The exercise: Each entry should be quoted word for word, including every mark of punctuation.

[Items from a figure collection]

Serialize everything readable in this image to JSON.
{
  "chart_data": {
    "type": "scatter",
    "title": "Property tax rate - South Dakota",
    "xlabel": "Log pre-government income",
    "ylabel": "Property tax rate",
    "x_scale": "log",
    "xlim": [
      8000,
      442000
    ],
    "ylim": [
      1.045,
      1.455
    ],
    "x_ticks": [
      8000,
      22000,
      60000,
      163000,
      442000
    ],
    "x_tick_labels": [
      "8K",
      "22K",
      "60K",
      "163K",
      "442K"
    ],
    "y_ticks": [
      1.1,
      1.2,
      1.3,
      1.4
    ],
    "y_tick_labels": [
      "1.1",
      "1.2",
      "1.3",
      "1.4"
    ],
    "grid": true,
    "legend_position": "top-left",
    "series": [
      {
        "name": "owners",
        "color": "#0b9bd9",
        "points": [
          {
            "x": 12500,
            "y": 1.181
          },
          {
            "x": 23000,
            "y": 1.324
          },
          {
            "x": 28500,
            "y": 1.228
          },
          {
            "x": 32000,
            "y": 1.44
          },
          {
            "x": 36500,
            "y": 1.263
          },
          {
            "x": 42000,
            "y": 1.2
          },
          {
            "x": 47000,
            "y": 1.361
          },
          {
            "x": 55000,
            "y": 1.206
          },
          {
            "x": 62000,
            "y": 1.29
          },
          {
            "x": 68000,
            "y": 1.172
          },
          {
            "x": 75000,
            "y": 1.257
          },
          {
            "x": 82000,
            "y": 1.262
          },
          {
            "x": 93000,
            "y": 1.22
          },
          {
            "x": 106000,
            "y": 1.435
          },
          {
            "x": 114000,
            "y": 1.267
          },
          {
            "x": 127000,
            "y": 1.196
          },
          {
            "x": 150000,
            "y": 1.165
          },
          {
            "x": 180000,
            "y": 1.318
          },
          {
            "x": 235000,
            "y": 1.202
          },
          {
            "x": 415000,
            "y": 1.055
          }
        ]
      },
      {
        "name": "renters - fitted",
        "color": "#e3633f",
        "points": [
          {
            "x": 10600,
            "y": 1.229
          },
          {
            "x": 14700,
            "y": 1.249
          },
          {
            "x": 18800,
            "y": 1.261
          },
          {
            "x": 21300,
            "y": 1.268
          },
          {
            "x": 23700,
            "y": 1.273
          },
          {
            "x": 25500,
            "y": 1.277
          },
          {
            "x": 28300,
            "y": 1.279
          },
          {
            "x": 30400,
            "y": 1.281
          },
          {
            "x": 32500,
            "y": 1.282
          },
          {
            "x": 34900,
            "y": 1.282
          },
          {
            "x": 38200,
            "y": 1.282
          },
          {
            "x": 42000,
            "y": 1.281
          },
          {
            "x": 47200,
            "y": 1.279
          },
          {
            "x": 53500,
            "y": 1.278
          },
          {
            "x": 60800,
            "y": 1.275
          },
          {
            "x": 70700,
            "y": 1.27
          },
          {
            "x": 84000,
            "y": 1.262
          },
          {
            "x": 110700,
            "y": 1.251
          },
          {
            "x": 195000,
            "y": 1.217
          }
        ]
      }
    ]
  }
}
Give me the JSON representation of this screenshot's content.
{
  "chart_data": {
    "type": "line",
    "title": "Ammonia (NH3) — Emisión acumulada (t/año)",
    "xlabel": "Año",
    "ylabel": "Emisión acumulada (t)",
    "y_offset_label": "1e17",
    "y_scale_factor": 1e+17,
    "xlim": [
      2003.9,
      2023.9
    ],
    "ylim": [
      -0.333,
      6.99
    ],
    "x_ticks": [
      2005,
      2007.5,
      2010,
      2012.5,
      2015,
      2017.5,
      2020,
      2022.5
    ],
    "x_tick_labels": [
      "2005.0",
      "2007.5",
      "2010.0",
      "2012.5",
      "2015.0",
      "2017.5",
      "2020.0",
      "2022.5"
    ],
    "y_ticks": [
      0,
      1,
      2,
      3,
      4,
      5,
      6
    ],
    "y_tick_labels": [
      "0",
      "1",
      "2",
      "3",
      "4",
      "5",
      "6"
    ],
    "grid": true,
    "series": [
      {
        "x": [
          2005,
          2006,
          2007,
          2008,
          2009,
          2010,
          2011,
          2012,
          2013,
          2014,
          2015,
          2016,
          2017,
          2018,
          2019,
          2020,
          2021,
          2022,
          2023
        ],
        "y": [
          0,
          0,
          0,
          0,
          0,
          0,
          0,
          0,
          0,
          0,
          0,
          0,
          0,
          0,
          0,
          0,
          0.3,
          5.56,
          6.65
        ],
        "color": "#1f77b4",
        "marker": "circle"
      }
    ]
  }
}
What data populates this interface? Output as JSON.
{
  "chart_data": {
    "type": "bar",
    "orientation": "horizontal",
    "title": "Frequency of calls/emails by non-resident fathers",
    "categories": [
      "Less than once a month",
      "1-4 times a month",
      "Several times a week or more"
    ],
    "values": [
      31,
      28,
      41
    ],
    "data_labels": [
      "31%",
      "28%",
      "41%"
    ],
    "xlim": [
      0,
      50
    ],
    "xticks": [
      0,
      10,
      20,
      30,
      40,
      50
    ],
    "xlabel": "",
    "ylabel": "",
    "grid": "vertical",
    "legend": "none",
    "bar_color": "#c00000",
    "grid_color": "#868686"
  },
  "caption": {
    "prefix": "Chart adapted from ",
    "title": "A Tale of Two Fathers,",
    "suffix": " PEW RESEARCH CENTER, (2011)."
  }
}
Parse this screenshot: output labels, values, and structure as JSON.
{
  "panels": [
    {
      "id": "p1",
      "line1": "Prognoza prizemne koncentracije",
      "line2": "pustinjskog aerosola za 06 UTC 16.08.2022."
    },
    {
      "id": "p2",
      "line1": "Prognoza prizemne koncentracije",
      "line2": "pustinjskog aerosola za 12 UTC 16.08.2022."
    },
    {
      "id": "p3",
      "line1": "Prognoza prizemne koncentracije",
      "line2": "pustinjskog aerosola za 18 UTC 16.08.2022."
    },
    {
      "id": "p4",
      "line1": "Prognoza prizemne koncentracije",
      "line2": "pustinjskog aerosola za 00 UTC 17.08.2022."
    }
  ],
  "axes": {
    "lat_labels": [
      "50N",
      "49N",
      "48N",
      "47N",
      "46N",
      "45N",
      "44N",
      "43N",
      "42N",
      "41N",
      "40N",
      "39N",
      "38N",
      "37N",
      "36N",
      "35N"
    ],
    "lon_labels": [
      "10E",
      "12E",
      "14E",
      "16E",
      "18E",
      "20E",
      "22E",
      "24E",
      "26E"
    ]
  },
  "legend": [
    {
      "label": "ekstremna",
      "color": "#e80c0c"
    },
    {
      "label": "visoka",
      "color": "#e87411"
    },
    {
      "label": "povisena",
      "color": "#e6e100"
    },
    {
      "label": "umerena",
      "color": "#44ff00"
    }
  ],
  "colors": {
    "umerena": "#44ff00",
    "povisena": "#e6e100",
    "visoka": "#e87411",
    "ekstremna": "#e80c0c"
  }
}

Problem solution:
Serialize everything readable in this image to JSON.
{
  "chart_data": {
    "type": "scatter",
    "title": "Property tax rate - South Dakota",
    "xlabel": "Log pre-government income",
    "ylabel": "Property tax rate",
    "x_scale": "log",
    "xlim": [
      8000,
      442000
    ],
    "ylim": [
      1.045,
      1.455
    ],
    "x_ticks": [
      8000,
      22000,
      60000,
      163000,
      442000
    ],
    "x_tick_labels": [
      "8K",
      "22K",
      "60K",
      "163K",
      "442K"
    ],
    "y_ticks": [
      1.1,
      1.2,
      1.3,
      1.4
    ],
    "y_tick_labels": [
      "1.1",
      "1.2",
      "1.3",
      "1.4"
    ],
    "grid": true,
    "legend_position": "top-left",
    "series": [
      {
        "name": "owners",
        "color": "#0b9bd9",
        "points": [
          {
            "x": 12500,
            "y": 1.181
          },
          {
            "x": 23000,
            "y": 1.324
          },
          {
            "x": 28500,
            "y": 1.228
          },
          {
            "x": 32000,
            "y": 1.44
          },
          {
            "x": 36500,
            "y": 1.263
          },
          {
            "x": 42000,
            "y": 1.2
          },
          {
            "x": 47000,
            "y": 1.361
          },
          {
            "x": 55000,
            "y": 1.206
          },
          {
            "x": 62000,
            "y": 1.29
          },
          {
            "x": 68000,
            "y": 1.172
          },
          {
            "x": 75000,
            "y": 1.257
          },
          {
            "x": 82000,
            "y": 1.262
          },
          {
            "x": 93000,
            "y": 1.22
          },
          {
            "x": 106000,
            "y": 1.435
          },
          {
            "x": 114000,
            "y": 1.267
          },
          {
            "x": 127000,
            "y": 1.196
          },
          {
            "x": 150000,
            "y": 1.165
          },
          {
            "x": 180000,
            "y": 1.318
          },
          {
            "x": 235000,
            "y": 1.202
          },
          {
            "x": 415000,
            "y": 1.055
          }
        ]
      },
      {
        "name": "renters - fitted",
        "color": "#e3633f",
        "points": [
          {
            "x": 10600,
            "y": 1.229
          },
          {
            "x": 14700,
            "y": 1.249
          },
          {
            "x": 18800,
            "y": 1.261
          },
          {
            "x": 21300,
            "y": 1.268
          },
          {
            "x": 23700,
            "y": 1.273
          },
          {
            "x": 25500,
            "y": 1.277
          },
          {
            "x": 28300,
            "y": 1.279
          },
          {
            "x": 30400,
            "y": 1.281
          },
          {
            "x": 32500,
            "y": 1.282
          },
          {
            "x": 34900,
            "y": 1.282
          },
          {
            "x": 38200,
            "y": 1.282
          },
          {
            "x": 42000,
            "y": 1.281
          },
          {
            "x": 47200,
            "y": 1.279
          },
          {
            "x": 53500,
            "y": 1.278
          },
          {
            "x": 60800,
            "y": 1.275
          },
          {
            "x": 70700,
            "y": 1.27
          },
          {
            "x": 84000,
            "y": 1.262
          },
          {
            "x": 110700,
            "y": 1.251
          },
          {
            "x": 195000,
            "y": 1.217
          }
        ]
      }
    ]
  }
}
Give me the JSON representation of this screenshot's content.
{
  "chart_data": {
    "type": "line",
    "title": "Ammonia (NH3) — Emisión acumulada (t/año)",
    "xlabel": "Año",
    "ylabel": "Emisión acumulada (t)",
    "y_offset_label": "1e17",
    "y_scale_factor": 1e+17,
    "xlim": [
      2003.9,
      2023.9
    ],
    "ylim": [
      -0.333,
      6.99
    ],
    "x_ticks": [
      2005,
      2007.5,
      2010,
      2012.5,
      2015,
      2017.5,
      2020,
      2022.5
    ],
    "x_tick_labels": [
      "2005.0",
      "2007.5",
      "2010.0",
      "2012.5",
      "2015.0",
      "2017.5",
      "2020.0",
      "2022.5"
    ],
    "y_ticks": [
      0,
      1,
      2,
      3,
      4,
      5,
      6
    ],
    "y_tick_labels": [
      "0",
      "1",
      "2",
      "3",
      "4",
      "5",
      "6"
    ],
    "grid": true,
    "series": [
      {
        "x": [
          2005,
          2006,
          2007,
          2008,
          2009,
          2010,
          2011,
          2012,
          2013,
          2014,
          2015,
          2016,
          2017,
          2018,
          2019,
          2020,
          2021,
          2022,
          2023
        ],
        "y": [
          0,
          0,
          0,
          0,
          0,
          0,
          0,
          0,
          0,
          0,
          0,
          0,
          0,
          0,
          0,
          0,
          0.3,
          5.56,
          6.65
        ],
        "color": "#1f77b4",
        "marker": "circle"
      }
    ]
  }
}
What data populates this interface? Output as JSON.
{
  "chart_data": {
    "type": "bar",
    "orientation": "horizontal",
    "title": "Frequency of calls/emails by non-resident fathers",
    "categories": [
      "Less than once a month",
      "1-4 times a month",
      "Several times a week or more"
    ],
    "values": [
      31,
      28,
      41
    ],
    "data_labels": [
      "31%",
      "28%",
      "41%"
    ],
    "xlim": [
      0,
      50
    ],
    "xticks": [
      0,
      10,
      20,
      30,
      40,
      50
    ],
    "xlabel": "",
    "ylabel": "",
    "grid": "vertical",
    "legend": "none",
    "bar_color": "#c00000",
    "grid_color": "#868686"
  },
  "caption": {
    "prefix": "Chart adapted from ",
    "title": "A Tale of Two Fathers,",
    "suffix": " PEW RESEARCH CENTER, (2011)."
  }
}
Parse this screenshot: output labels, values, and structure as JSON.
{
  "panels": [
    {
      "id": "p1",
      "line1": "Prognoza prizemne koncentracije",
      "line2": "pustinjskog aerosola za 06 UTC 16.08.2022."
    },
    {
      "id": "p2",
      "line1": "Prognoza prizemne koncentracije",
      "line2": "pustinjskog aerosola za 12 UTC 16.08.2022."
    },
    {
      "id": "p3",
      "line1": "Prognoza prizemne koncentracije",
      "line2": "pustinjskog aerosola za 18 UTC 16.08.2022."
    },
    {
      "id": "p4",
      "line1": "Prognoza prizemne koncentracije",
      "line2": "pustinjskog aerosola za 00 UTC 17.08.2022."
    }
  ],
  "axes": {
    "lat_labels": [
      "50N",
      "49N",
      "48N",
      "47N",
      "46N",
      "45N",
      "44N",
      "43N",
      "42N",
      "41N",
      "40N",
      "39N",
      "38N",
      "37N",
      "36N",
      "35N"
    ],
    "lon_labels": [
      "10E",
      "12E",
      "14E",
      "16E",
      "18E",
      "20E",
      "22E",
      "24E",
      "26E"
    ]
  },
  "legend": [
    {
      "label": "ekstremna",
      "color": "#e80c0c"
    },
    {
      "label": "visoka",
      "color": "#e87411"
    },
    {
      "label": "povisena",
      "color": "#e6e100"
    },
    {
      "label": "umerena",
      "color": "#44ff00"
    }
  ],
  "colors": {
    "umerena": "#44ff00",
    "povisena": "#e6e100",
    "visoka": "#e87411",
    "ekstremna": "#e80c0c"
  }
}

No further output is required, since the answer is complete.